The task –
In the material below, find all lines with the string "ᠤᠳᠠᠭ" and copy them.

Input records –
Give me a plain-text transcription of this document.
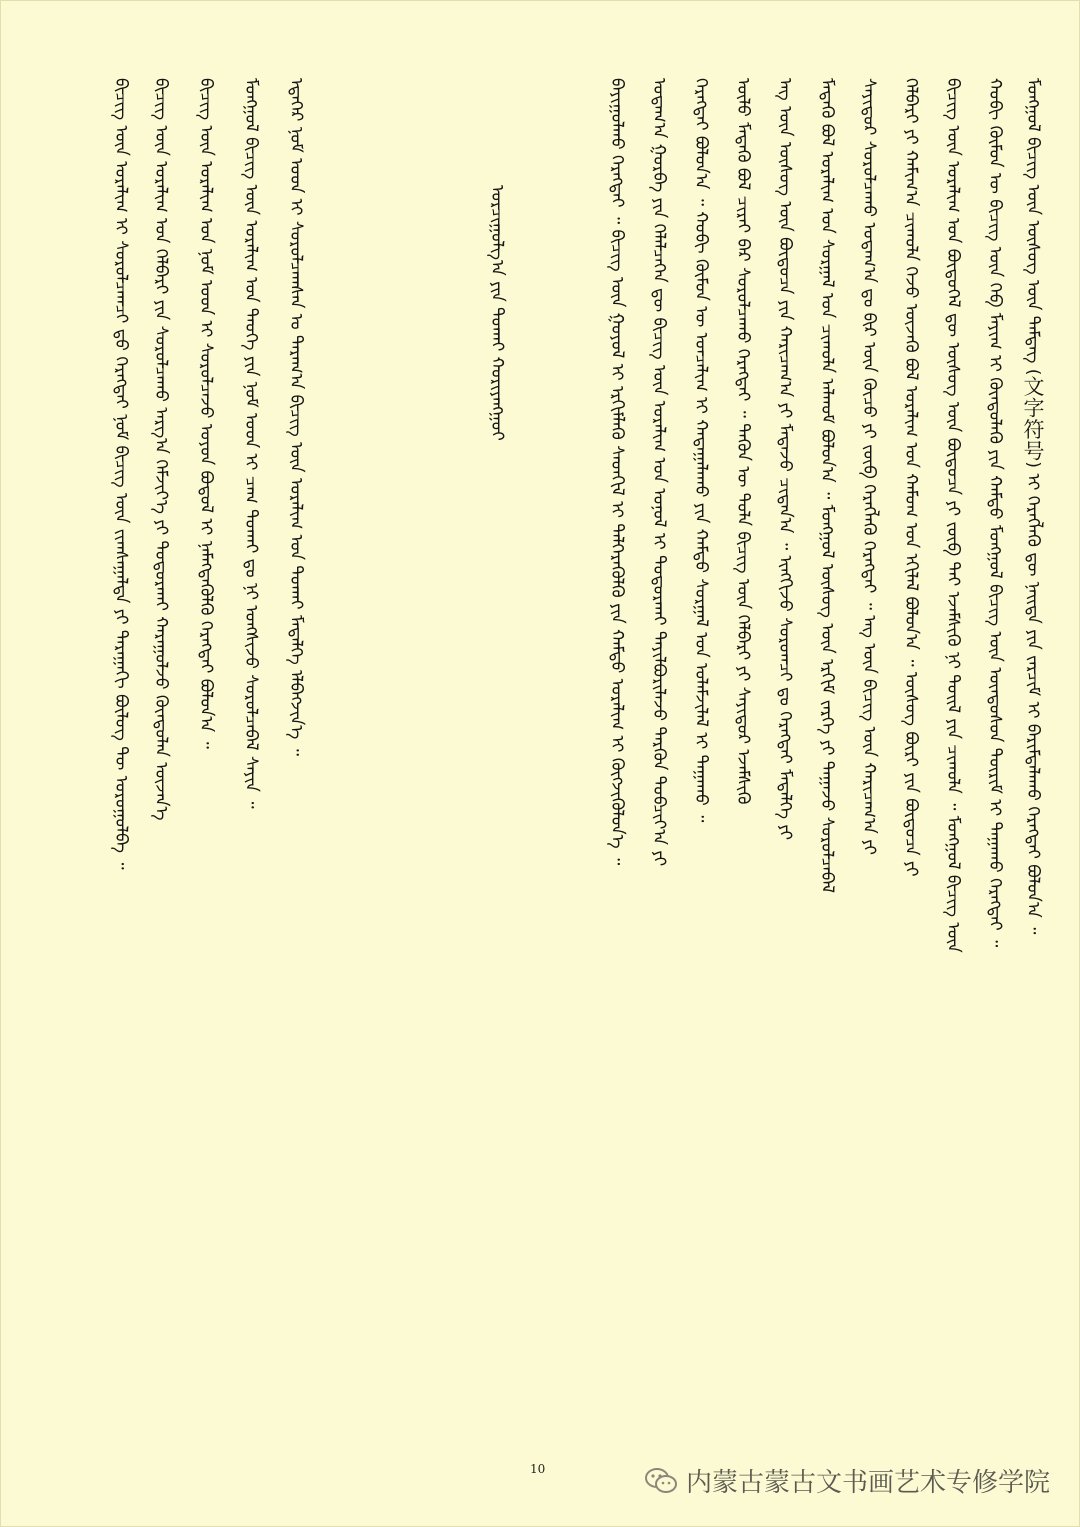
ᠮᠣᠩᠭᠣᠯ ᠪᠢᠴᠢᠭ ᠦᠨ ᠦᠰᠦᠭ ᠦᠨ ᠲᠡᠮᠳᠡᠭ (文字符号) ᠢ ᠬᠡᠷᠡᠭᠯᠡᠬᠦ ᠳᠦ ᠨᠡᠢᠲᠡ ᠶᠢᠨ ᠵᠠᠷᠴᠢᠮ ᠢ ᠪᠠᠷᠢᠮᠲᠠᠯᠠᠬᠤ ᠬᠡᠷᠡᠭᠲᠡᠢ ᠪᠣᠯᠤᠨ᠎ᠠ ᠃
ᠬᠤᠪᠢ ᠬᠦᠮᠦᠨ ᠦ ᠪᠢᠴᠢᠭ ᠦᠨ ᠬᠡᠪ ᠮᠠᠶᠢᠭ ᠢ ᠬᠦᠨᠳᠦᠯᠡᠬᠦ ᠶᠢᠨ ᠬᠠᠮᠲᠤ ᠮᠣᠩᠭᠣᠯ ᠪᠢᠴᠢᠭ ᠦᠨ ᠦᠨᠳᠦᠰᠦᠨ ᠳᠦᠷᠢᠮ ᠢ ᠳᠠᠭᠠᠬᠤ ᠬᠡᠷᠡᠭᠲᠡᠢ ᠃
ᠪᠢᠴᠢᠭ ᠦᠨ ᠤᠷᠠᠯᠢᠭ ᠤᠨ ᠪᠦᠲᠦᠭᠡᠯ ᠳᠦ ᠦᠰᠦᠭ ᠦᠨ ᠪᠦᠲᠦᠴᠡ ᠶᠢ ᠵᠥᠪ ᠲᠡᠢ ᠡᠵᠡᠮᠰᠢᠬᠦ ᠨᠢ ᠲᠤᠢᠯ ᠶᠢᠨ ᠴᠢᠬᠤᠯᠠ ᠃ ᠮᠣᠩᠭᠣᠯ ᠪᠢᠴᠢᠭ ᠦᠨ
ᠬᠡᠯᠪᠡᠷᠢ ᠶᠢ ᠬᠠᠮᠢᠭ᠎ᠠ ᠴᠢᠬᠤᠯᠠ ᠭᠡᠵᠦ ᠦᠵᠡᠬᠦ ᠪᠣᠯ ᠤᠷᠠᠯᠢᠭ ᠤᠨ ᠬᠠᠮᠤᠭ ᠤᠨ ᠡᠬᠢᠯᠡᠯ ᠪᠣᠯᠤᠨ᠎ᠠ ᠃ ᠦᠰᠦᠭ ᠪᠦᠷᠢ ᠶᠢᠨ ᠪᠦᠲᠦᠴᠡ ᠶᠢ
ᠰᠠᠶᠢᠲᠤᠷ ᠰᠤᠷᠤᠯᠴᠠᠬᠤ ᠤᠳᠠᠭ᠎ᠠ ᠳᠤ ᠪᠢᠷ ᠦᠨ ᠬᠦᠴᠦ ᠶᠢ ᠵᠥᠪ ᠬᠡᠷᠡᠭᠯᠡᠬᠦ ᠬᠡᠷᠡᠭᠲᠡᠢ ᠃ ᠡᠩ ᠦᠨ ᠪᠢᠴᠢᠭ ᠦᠨ ᠬᠠᠷᠢᠴᠠᠭ᠎ᠠ ᠶᠢ
ᠮᠡᠳᠡᠬᠦ ᠪᠣᠯ ᠤᠷᠠᠯᠢᠭ ᠤᠨ ᠰᠤᠷᠭᠠᠯ ᠤᠨ ᠴᠢᠬᠤᠯᠠ ᠠᠯᠬᠤᠮ ᠪᠣᠯᠤᠨ᠎ᠠ ᠃ ᠮᠣᠩᠭᠣᠯ ᠦᠰᠦᠭ ᠦᠨ ᠡᠷᠬᠢᠮ ᠵᠡᠷᠭᠡ ᠶᠢ ᠳᠠᠭᠠᠵᠤ ᠰᠤᠷᠤᠯᠴᠠᠪᠠᠯ
ᠡᠩ ᠦᠨ ᠦᠰᠦᠭ ᠦᠨ ᠪᠦᠲᠦᠴᠡ ᠶᠢᠨ ᠬᠠᠷᠢᠴᠠᠭ᠎ᠠ ᠶᠢ ᠮᠡᠳᠡᠵᠦ ᠴᠢᠳᠠᠨ᠎ᠠ ᠃ ᠢᠩᠭᠢᠵᠦ ᠰᠤᠷᠤᠭᠴᠢ ᠳᠤ ᠬᠡᠷᠡᠭᠲᠡᠢ ᠮᠡᠳᠡᠯᠭᠡ ᠶᠢ
ᠦᠯᠦ ᠮᠡᠳᠡᠬᠦ ᠪᠣᠯ ᠴᠢᠷᠠᠢ ᠪᠠᠷ ᠰᠤᠷᠤᠯᠴᠠᠬᠤ ᠬᠡᠷᠡᠭᠲᠡᠢ ᠃ ᠲᠡᠭᠦᠨ ᠦ ᠲᠤᠯᠠ ᠪᠢᠴᠢᠭ ᠦᠨ ᠬᠡᠯᠪᠡᠷᠢ ᠶᠢ ᠰᠠᠶᠢᠲᠤᠷ ᠡᠵᠡᠮᠰᠢᠬᠦ
ᠬᠡᠷᠡᠭᠲᠡᠢ ᠪᠣᠯᠤᠨ᠎ᠠ ᠃ ᠬᠤᠪᠢ ᠬᠦᠮᠦᠨ ᠦ ᠣᠨᠴᠠᠯᠢᠭ ᠢ ᠬᠠᠳᠠᠭᠠᠯᠠᠬᠤ ᠶᠢᠨ ᠬᠠᠮᠲᠤ ᠰᠤᠷᠭᠠᠯ ᠤᠨ ᠤᠯᠠᠮᠵᠢᠯᠠᠯ ᠢ ᠳᠠᠭᠠᠬᠤ ᠃
ᠤᠳᠠᠭ᠎ᠠ ᠭᠤᠷᠪᠠ ᠶᠢᠨ ᠬᠡᠯᠡᠯᠴᠡᠭᠡᠨ ᠳᠦ ᠪᠢᠴᠢᠭ ᠦᠨ ᠤᠷᠠᠯᠢᠭ ᠤᠨ ᠣᠨᠤᠯ ᠢ ᠲᠣᠳᠣᠷᠬᠠᠢ ᠲᠠᠶᠢᠯᠪᠤᠷᠢᠯᠠᠵᠤ ᠲᠡᠷᠭᠦᠨ ᠲᠣᠪᠴᠢᠶ᠎ᠠ ᠶᠢ
ᠪᠠᠶᠢᠭᠤᠯᠬᠤ ᠬᠡᠷᠡᠭᠲᠡᠢ ᠃ ᠪᠢᠴᠢᠭ ᠦᠨ ᠭᠣᠶᠣᠯ ᠢ ᠡᠷᠬᠢᠮᠯᠡᠬᠦ ᠰᠡᠳᠭᠢᠯ ᠢ ᠲᠡᠯᠭᠡᠷᠡᠭᠦᠯᠬᠦ ᠶᠢᠨ ᠬᠠᠮᠲᠤ ᠤᠷᠠᠯᠢᠭ ᠢ ᠬᠦᠭᠵᠢᠭᠦᠯᠦᠨ᠎ᠡ ᠃
ᠪᠢᠴᠢᠭ ᠦᠨ ᠤᠷᠠᠯᠢᠭ ᠢ ᠰᠤᠷᠤᠯᠴᠠᠭᠴᠢ ᠳ᠋ᠦ ᠬᠡᠷᠡᠭᠲᠡᠢ ᠨᠣᠮ ᠪᠢᠴᠢᠭ ᠦᠨ ᠵᠢᠭᠰᠠᠭᠠᠯᠲᠠ ᠶᠢ ᠳᠠᠷᠠᠭᠠᠬᠢ ᠪᠦᠯᠦᠭ ᠲᠦ ᠣᠷᠣᠭᠤᠯᠪᠠ ᠃ ᠪᠢᠴᠢᠭ ᠦᠨ ᠤᠷᠠᠯᠢᠭ ᠤᠨ ᠬᠡᠯᠪᠡᠷᠢ ᠶᠢᠨ ᠰᠤᠷᠤᠯᠴᠠᠬᠤ ᠠᠷᠭ᠎ᠠ ᠬᠡᠮᠵᠢᠶ᠎ᠡ ᠶᠢ ᠲᠣᠳᠣᠷᠬᠠᠶ ᠬᠠᠷᠠᠭᠤᠯᠵᠤ ᠬᠦᠨᠳᠦᠯᠡᠨ ᠦᠵᠡᠨ᠎ᠡ ᠪᠢᠴᠢᠭ ᠦᠨ ᠤᠷᠠᠯᠢᠭ ᠤᠨ ᠨᠣᠮ ᠤᠳ ᠢ ᠰᠤᠷᠤᠯᠴᠠᠵᠤ ᠣᠶᠤᠨ ᠪᠣᠳᠤᠯ ᠢ ᠨᠡᠮᠡᠭᠳᠡᠭᠦᠯᠬᠦ ᠬᠡᠷᠡᠭᠲᠡᠢ ᠪᠣᠯᠤᠨ᠎ᠠ ᠃ ᠮᠣᠩᠭᠣᠯ ᠪᠢᠴᠢᠭ ᠦᠨ ᠤᠷᠠᠯᠢᠭ ᠤᠨ ᠲᠡᠦᠬᠡ ᠶᠢᠨ ᠨᠣᠮ ᠤᠳ ᠢ ᠴᠠᠭ ᠲᠤᠬᠠᠢ ᠳᠤ ᠨᠢ ᠤᠩᠰᠢᠵᠤ ᠰᠤᠷᠤᠯᠴᠠᠪᠠᠯ ᠰᠠᠶᠢᠨ ᠃ ᠡᠳᠡᠭᠡᠷ ᠨᠣᠮ ᠤᠳ ᠢ ᠰᠤᠷᠤᠯᠴᠠᠭᠰᠠᠨ ᠤ ᠳᠠᠷᠠᠭ᠎ᠠ ᠪᠢᠴᠢᠭ ᠦᠨ ᠤᠷᠠᠯᠢᠭ ᠤᠨ ᠲᠤᠬᠠᠢ ᠮᠡᠳᠡᠯᠭᠡ ᠡᠯᠪᠡᠭᠵᠢᠨ᠎ᠡ ᠃	ᠣᠷᠴᠢᠭᠤᠯᠭ᠎ᠠ ᠶᠢᠨ ᠲᠤᠬᠠᠢ ᠬᠤᠷᠢᠶᠠᠩᠭᠤᠢ
10	内蒙古蒙古文书画艺术专修学院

Reply –
ᠰᠠᠶᠢᠲᠤᠷ ᠰᠤᠷᠤᠯᠴᠠᠬᠤ ᠤᠳᠠᠭ᠎ᠠ ᠳᠤ ᠪᠢᠷ ᠦᠨ ᠬᠦᠴᠦ ᠶᠢ ᠵᠥᠪ ᠬᠡᠷᠡᠭᠯᠡᠬᠦ ᠬᠡᠷᠡᠭᠲᠡᠢ ᠃ ᠡᠩ ᠦᠨ ᠪᠢᠴᠢᠭ ᠦᠨ ᠬᠠᠷᠢᠴᠠᠭ᠎ᠠ ᠶᠢ
ᠤᠳᠠᠭ᠎ᠠ ᠭᠤᠷᠪᠠ ᠶᠢᠨ ᠬᠡᠯᠡᠯᠴᠡᠭᠡᠨ ᠳᠦ ᠪᠢᠴᠢᠭ ᠦᠨ ᠤᠷᠠᠯᠢᠭ ᠤᠨ ᠣᠨᠤᠯ ᠢ ᠲᠣᠳᠣᠷᠬᠠᠢ ᠲᠠᠶᠢᠯᠪᠤᠷᠢᠯᠠᠵᠤ ᠲᠡᠷᠭᠦᠨ ᠲᠣᠪᠴᠢᠶ᠎ᠠ ᠶᠢ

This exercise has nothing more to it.